• **Do this**:
Leave out the pictures; transcribe all else exactly.

(Records from a dataset)

● ● ● ● ● ● ●

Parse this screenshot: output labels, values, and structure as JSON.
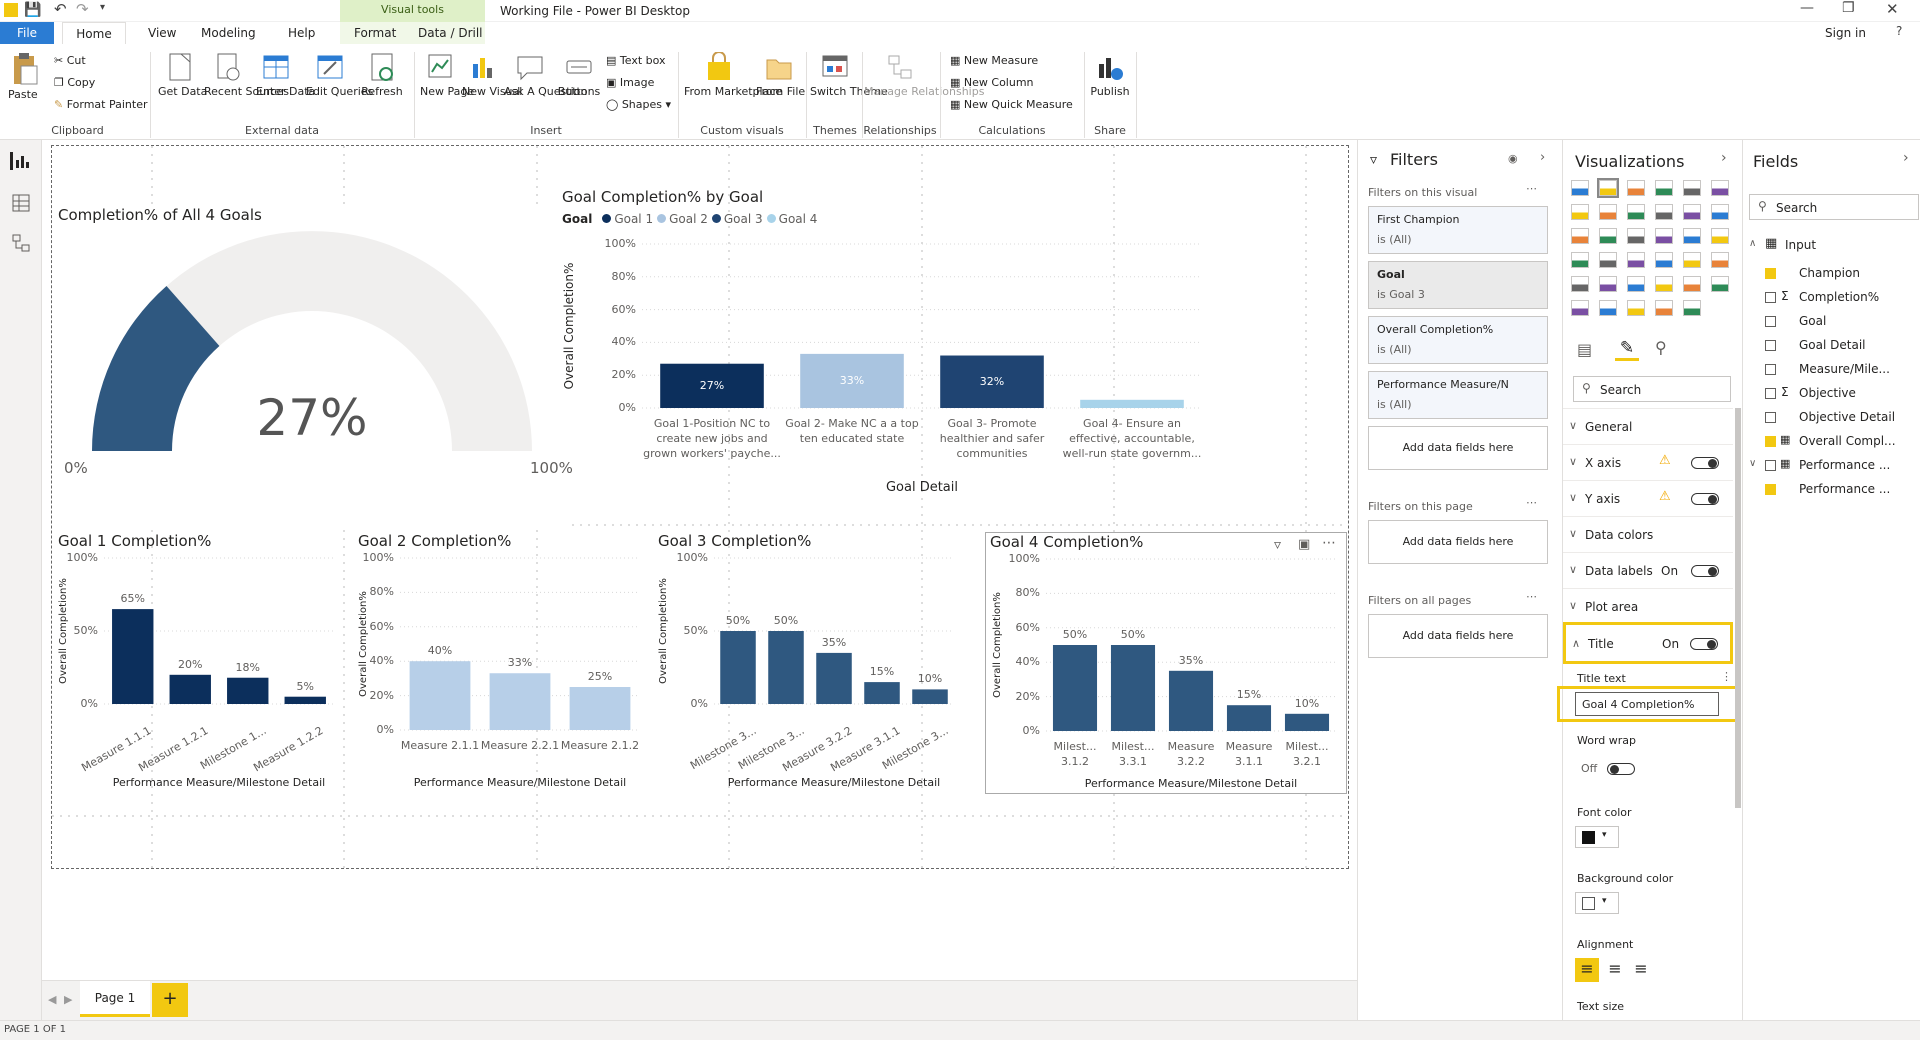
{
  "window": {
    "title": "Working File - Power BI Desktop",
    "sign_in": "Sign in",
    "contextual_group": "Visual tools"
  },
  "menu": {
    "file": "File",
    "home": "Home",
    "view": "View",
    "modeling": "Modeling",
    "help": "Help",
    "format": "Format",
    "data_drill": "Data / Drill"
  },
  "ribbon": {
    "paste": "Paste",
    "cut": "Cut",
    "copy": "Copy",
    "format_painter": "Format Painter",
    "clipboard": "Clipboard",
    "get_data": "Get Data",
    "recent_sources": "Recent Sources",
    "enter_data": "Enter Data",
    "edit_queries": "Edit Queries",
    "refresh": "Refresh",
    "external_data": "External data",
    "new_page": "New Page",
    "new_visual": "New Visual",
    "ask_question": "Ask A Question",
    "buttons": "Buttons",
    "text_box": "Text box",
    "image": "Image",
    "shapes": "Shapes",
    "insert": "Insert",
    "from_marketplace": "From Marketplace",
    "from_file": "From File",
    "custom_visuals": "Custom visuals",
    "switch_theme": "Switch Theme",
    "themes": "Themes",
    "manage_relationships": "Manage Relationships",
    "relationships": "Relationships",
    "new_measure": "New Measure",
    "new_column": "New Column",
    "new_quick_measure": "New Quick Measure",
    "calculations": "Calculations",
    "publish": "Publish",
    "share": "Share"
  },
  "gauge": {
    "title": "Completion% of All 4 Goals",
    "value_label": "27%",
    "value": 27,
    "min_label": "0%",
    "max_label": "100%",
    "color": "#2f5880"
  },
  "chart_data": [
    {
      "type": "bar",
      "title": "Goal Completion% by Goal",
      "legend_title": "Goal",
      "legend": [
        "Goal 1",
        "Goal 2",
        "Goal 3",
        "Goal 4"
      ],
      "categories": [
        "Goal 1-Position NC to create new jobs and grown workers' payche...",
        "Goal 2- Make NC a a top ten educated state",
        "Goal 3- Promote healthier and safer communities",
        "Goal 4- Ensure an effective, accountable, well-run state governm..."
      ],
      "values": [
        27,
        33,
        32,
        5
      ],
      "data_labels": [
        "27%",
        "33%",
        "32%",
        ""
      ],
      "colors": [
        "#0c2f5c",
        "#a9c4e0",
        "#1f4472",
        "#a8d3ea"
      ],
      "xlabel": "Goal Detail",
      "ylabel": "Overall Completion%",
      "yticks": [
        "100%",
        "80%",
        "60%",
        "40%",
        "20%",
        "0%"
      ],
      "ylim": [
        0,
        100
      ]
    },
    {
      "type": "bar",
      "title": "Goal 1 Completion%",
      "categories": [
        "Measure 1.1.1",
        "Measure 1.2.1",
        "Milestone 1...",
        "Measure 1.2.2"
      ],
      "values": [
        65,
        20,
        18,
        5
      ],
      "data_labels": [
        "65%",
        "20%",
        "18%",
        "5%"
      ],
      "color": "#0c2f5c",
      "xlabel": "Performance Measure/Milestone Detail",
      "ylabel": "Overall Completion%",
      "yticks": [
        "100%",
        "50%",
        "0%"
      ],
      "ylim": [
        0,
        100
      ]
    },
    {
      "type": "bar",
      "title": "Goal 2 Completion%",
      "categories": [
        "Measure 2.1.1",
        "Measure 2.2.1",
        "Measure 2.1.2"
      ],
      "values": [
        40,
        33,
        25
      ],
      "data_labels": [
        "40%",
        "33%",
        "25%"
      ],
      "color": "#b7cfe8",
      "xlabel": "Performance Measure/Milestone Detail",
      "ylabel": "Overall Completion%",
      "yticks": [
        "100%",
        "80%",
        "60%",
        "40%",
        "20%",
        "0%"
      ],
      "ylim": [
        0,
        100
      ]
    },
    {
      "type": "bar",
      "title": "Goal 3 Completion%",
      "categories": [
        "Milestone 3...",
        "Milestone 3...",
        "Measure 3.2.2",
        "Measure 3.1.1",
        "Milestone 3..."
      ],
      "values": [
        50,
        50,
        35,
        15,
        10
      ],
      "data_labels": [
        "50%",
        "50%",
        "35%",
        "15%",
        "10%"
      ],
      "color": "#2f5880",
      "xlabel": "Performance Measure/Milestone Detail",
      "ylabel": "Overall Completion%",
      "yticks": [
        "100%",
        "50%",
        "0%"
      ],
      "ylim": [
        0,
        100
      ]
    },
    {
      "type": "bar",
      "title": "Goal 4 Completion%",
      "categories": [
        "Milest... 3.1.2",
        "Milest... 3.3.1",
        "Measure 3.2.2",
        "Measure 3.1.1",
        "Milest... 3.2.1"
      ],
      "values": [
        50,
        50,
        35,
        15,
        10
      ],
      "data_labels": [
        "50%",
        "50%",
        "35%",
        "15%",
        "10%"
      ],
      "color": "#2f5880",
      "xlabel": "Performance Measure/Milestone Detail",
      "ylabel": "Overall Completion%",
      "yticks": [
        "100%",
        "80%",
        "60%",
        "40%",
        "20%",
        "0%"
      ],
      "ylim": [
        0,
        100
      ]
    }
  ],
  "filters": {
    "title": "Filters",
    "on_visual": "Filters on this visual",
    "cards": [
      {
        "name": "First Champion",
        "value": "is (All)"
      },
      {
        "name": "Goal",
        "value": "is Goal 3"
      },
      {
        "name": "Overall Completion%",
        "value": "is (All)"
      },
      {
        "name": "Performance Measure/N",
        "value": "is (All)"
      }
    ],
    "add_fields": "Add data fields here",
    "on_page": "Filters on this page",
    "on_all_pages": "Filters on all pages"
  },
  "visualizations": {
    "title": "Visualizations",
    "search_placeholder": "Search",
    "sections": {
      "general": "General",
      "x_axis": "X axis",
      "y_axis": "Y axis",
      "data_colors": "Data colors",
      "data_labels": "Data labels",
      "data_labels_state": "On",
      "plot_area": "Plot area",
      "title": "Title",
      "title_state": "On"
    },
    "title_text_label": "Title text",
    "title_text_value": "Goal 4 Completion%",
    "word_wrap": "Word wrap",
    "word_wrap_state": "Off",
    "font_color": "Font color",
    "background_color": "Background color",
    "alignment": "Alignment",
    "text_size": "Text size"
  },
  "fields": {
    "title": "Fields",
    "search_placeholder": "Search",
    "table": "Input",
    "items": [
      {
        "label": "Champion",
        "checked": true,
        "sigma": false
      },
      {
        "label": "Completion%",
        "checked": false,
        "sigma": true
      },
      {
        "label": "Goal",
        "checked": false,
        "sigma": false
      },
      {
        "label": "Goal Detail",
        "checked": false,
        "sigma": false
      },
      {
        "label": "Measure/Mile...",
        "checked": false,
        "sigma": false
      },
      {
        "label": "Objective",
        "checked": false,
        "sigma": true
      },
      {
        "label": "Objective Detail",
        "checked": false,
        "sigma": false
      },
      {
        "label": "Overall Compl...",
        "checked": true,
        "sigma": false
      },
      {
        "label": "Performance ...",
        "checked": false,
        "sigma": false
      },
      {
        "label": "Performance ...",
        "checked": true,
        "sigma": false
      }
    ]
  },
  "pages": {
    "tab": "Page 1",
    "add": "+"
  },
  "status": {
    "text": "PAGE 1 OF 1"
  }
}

● ● ● ● ● ● ●

• **Solution**:
Parse this screenshot: output labels, values, and structure as JSON.
{
  "window": {
    "title": "Working File - Power BI Desktop",
    "sign_in": "Sign in",
    "contextual_group": "Visual tools"
  },
  "menu": {
    "file": "File",
    "home": "Home",
    "view": "View",
    "modeling": "Modeling",
    "help": "Help",
    "format": "Format",
    "data_drill": "Data / Drill"
  },
  "ribbon": {
    "paste": "Paste",
    "cut": "Cut",
    "copy": "Copy",
    "format_painter": "Format Painter",
    "clipboard": "Clipboard",
    "get_data": "Get Data",
    "recent_sources": "Recent Sources",
    "enter_data": "Enter Data",
    "edit_queries": "Edit Queries",
    "refresh": "Refresh",
    "external_data": "External data",
    "new_page": "New Page",
    "new_visual": "New Visual",
    "ask_question": "Ask A Question",
    "buttons": "Buttons",
    "text_box": "Text box",
    "image": "Image",
    "shapes": "Shapes",
    "insert": "Insert",
    "from_marketplace": "From Marketplace",
    "from_file": "From File",
    "custom_visuals": "Custom visuals",
    "switch_theme": "Switch Theme",
    "themes": "Themes",
    "manage_relationships": "Manage Relationships",
    "relationships": "Relationships",
    "new_measure": "New Measure",
    "new_column": "New Column",
    "new_quick_measure": "New Quick Measure",
    "calculations": "Calculations",
    "publish": "Publish",
    "share": "Share"
  },
  "gauge": {
    "title": "Completion% of All 4 Goals",
    "value_label": "27%",
    "value": 27,
    "min_label": "0%",
    "max_label": "100%",
    "color": "#2f5880"
  },
  "chart_data": [
    {
      "type": "bar",
      "title": "Goal Completion% by Goal",
      "legend_title": "Goal",
      "legend": [
        "Goal 1",
        "Goal 2",
        "Goal 3",
        "Goal 4"
      ],
      "categories": [
        "Goal 1-Position NC to create new jobs and grown workers' payche...",
        "Goal 2- Make NC a a top ten educated state",
        "Goal 3- Promote healthier and safer communities",
        "Goal 4- Ensure an effective, accountable, well-run state governm..."
      ],
      "values": [
        27,
        33,
        32,
        5
      ],
      "data_labels": [
        "27%",
        "33%",
        "32%",
        ""
      ],
      "colors": [
        "#0c2f5c",
        "#a9c4e0",
        "#1f4472",
        "#a8d3ea"
      ],
      "xlabel": "Goal Detail",
      "ylabel": "Overall Completion%",
      "yticks": [
        "100%",
        "80%",
        "60%",
        "40%",
        "20%",
        "0%"
      ],
      "ylim": [
        0,
        100
      ]
    },
    {
      "type": "bar",
      "title": "Goal 1 Completion%",
      "categories": [
        "Measure 1.1.1",
        "Measure 1.2.1",
        "Milestone 1...",
        "Measure 1.2.2"
      ],
      "values": [
        65,
        20,
        18,
        5
      ],
      "data_labels": [
        "65%",
        "20%",
        "18%",
        "5%"
      ],
      "color": "#0c2f5c",
      "xlabel": "Performance Measure/Milestone Detail",
      "ylabel": "Overall Completion%",
      "yticks": [
        "100%",
        "50%",
        "0%"
      ],
      "ylim": [
        0,
        100
      ]
    },
    {
      "type": "bar",
      "title": "Goal 2 Completion%",
      "categories": [
        "Measure 2.1.1",
        "Measure 2.2.1",
        "Measure 2.1.2"
      ],
      "values": [
        40,
        33,
        25
      ],
      "data_labels": [
        "40%",
        "33%",
        "25%"
      ],
      "color": "#b7cfe8",
      "xlabel": "Performance Measure/Milestone Detail",
      "ylabel": "Overall Completion%",
      "yticks": [
        "100%",
        "80%",
        "60%",
        "40%",
        "20%",
        "0%"
      ],
      "ylim": [
        0,
        100
      ]
    },
    {
      "type": "bar",
      "title": "Goal 3 Completion%",
      "categories": [
        "Milestone 3...",
        "Milestone 3...",
        "Measure 3.2.2",
        "Measure 3.1.1",
        "Milestone 3..."
      ],
      "values": [
        50,
        50,
        35,
        15,
        10
      ],
      "data_labels": [
        "50%",
        "50%",
        "35%",
        "15%",
        "10%"
      ],
      "color": "#2f5880",
      "xlabel": "Performance Measure/Milestone Detail",
      "ylabel": "Overall Completion%",
      "yticks": [
        "100%",
        "50%",
        "0%"
      ],
      "ylim": [
        0,
        100
      ]
    },
    {
      "type": "bar",
      "title": "Goal 4 Completion%",
      "categories": [
        "Milest... 3.1.2",
        "Milest... 3.3.1",
        "Measure 3.2.2",
        "Measure 3.1.1",
        "Milest... 3.2.1"
      ],
      "values": [
        50,
        50,
        35,
        15,
        10
      ],
      "data_labels": [
        "50%",
        "50%",
        "35%",
        "15%",
        "10%"
      ],
      "color": "#2f5880",
      "xlabel": "Performance Measure/Milestone Detail",
      "ylabel": "Overall Completion%",
      "yticks": [
        "100%",
        "80%",
        "60%",
        "40%",
        "20%",
        "0%"
      ],
      "ylim": [
        0,
        100
      ]
    }
  ],
  "filters": {
    "title": "Filters",
    "on_visual": "Filters on this visual",
    "cards": [
      {
        "name": "First Champion",
        "value": "is (All)"
      },
      {
        "name": "Goal",
        "value": "is Goal 3"
      },
      {
        "name": "Overall Completion%",
        "value": "is (All)"
      },
      {
        "name": "Performance Measure/N",
        "value": "is (All)"
      }
    ],
    "add_fields": "Add data fields here",
    "on_page": "Filters on this page",
    "on_all_pages": "Filters on all pages"
  },
  "visualizations": {
    "title": "Visualizations",
    "search_placeholder": "Search",
    "sections": {
      "general": "General",
      "x_axis": "X axis",
      "y_axis": "Y axis",
      "data_colors": "Data colors",
      "data_labels": "Data labels",
      "data_labels_state": "On",
      "plot_area": "Plot area",
      "title": "Title",
      "title_state": "On"
    },
    "title_text_label": "Title text",
    "title_text_value": "Goal 4 Completion%",
    "word_wrap": "Word wrap",
    "word_wrap_state": "Off",
    "font_color": "Font color",
    "background_color": "Background color",
    "alignment": "Alignment",
    "text_size": "Text size"
  },
  "fields": {
    "title": "Fields",
    "search_placeholder": "Search",
    "table": "Input",
    "items": [
      {
        "label": "Champion",
        "checked": true,
        "sigma": false
      },
      {
        "label": "Completion%",
        "checked": false,
        "sigma": true
      },
      {
        "label": "Goal",
        "checked": false,
        "sigma": false
      },
      {
        "label": "Goal Detail",
        "checked": false,
        "sigma": false
      },
      {
        "label": "Measure/Mile...",
        "checked": false,
        "sigma": false
      },
      {
        "label": "Objective",
        "checked": false,
        "sigma": true
      },
      {
        "label": "Objective Detail",
        "checked": false,
        "sigma": false
      },
      {
        "label": "Overall Compl...",
        "checked": true,
        "sigma": false
      },
      {
        "label": "Performance ...",
        "checked": false,
        "sigma": false
      },
      {
        "label": "Performance ...",
        "checked": true,
        "sigma": false
      }
    ]
  },
  "pages": {
    "tab": "Page 1",
    "add": "+"
  },
  "status": {
    "text": "PAGE 1 OF 1"
  }
}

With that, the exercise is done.